*Listing*:
__________________________________________________

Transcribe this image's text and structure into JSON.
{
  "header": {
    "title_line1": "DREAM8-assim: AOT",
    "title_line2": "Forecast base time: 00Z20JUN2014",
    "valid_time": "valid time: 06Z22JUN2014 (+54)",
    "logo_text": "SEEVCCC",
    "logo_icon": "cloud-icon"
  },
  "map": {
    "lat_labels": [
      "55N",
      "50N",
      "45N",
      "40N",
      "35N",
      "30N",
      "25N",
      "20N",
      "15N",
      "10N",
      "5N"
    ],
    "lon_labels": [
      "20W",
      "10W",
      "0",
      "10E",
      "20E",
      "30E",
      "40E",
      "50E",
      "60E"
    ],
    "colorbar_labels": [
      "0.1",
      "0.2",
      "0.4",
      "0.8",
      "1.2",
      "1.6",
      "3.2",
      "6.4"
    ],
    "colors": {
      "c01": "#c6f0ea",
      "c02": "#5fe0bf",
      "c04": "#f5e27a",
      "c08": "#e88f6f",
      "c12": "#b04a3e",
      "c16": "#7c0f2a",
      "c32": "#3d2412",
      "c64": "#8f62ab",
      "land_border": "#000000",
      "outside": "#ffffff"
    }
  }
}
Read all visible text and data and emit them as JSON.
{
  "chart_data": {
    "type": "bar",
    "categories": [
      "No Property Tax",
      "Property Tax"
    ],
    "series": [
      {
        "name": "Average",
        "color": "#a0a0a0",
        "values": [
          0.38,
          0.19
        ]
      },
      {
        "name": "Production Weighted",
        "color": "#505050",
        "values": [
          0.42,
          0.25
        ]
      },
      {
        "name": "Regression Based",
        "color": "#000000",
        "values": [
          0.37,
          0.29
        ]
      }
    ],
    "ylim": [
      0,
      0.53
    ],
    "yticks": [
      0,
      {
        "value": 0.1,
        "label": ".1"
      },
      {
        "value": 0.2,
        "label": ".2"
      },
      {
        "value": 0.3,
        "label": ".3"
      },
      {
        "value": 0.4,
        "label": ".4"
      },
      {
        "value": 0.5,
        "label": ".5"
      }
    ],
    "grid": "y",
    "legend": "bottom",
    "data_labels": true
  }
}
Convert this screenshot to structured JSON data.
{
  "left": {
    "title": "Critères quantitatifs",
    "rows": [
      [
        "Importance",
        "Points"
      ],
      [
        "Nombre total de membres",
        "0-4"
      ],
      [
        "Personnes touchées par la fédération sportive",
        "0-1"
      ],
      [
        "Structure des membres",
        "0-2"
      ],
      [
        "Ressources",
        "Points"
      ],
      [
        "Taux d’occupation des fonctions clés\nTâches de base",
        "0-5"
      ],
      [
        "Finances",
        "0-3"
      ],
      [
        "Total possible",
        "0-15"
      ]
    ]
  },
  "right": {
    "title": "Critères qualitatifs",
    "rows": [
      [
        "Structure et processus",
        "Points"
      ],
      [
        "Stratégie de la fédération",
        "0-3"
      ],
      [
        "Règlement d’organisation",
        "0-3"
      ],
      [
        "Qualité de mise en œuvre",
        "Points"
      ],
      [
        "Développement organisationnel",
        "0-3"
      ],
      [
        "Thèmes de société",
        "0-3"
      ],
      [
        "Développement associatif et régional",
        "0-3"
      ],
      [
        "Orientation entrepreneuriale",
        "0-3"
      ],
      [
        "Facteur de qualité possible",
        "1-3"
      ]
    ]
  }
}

__________________________________________________

*What is expected*: The lines to reproduce run from the line containing "Convert this screenshot" to the end of the listing; write them out exactly and add nothing.

*Answer below*:
Convert this screenshot to structured JSON data.
{
  "left": {
    "title": "Critères quantitatifs",
    "rows": [
      [
        "Importance",
        "Points"
      ],
      [
        "Nombre total de membres",
        "0-4"
      ],
      [
        "Personnes touchées par la fédération sportive",
        "0-1"
      ],
      [
        "Structure des membres",
        "0-2"
      ],
      [
        "Ressources",
        "Points"
      ],
      [
        "Taux d’occupation des fonctions clés\nTâches de base",
        "0-5"
      ],
      [
        "Finances",
        "0-3"
      ],
      [
        "Total possible",
        "0-15"
      ]
    ]
  },
  "right": {
    "title": "Critères qualitatifs",
    "rows": [
      [
        "Structure et processus",
        "Points"
      ],
      [
        "Stratégie de la fédération",
        "0-3"
      ],
      [
        "Règlement d’organisation",
        "0-3"
      ],
      [
        "Qualité de mise en œuvre",
        "Points"
      ],
      [
        "Développement organisationnel",
        "0-3"
      ],
      [
        "Thèmes de société",
        "0-3"
      ],
      [
        "Développement associatif et régional",
        "0-3"
      ],
      [
        "Orientation entrepreneuriale",
        "0-3"
      ],
      [
        "Facteur de qualité possible",
        "1-3"
      ]
    ]
  }
}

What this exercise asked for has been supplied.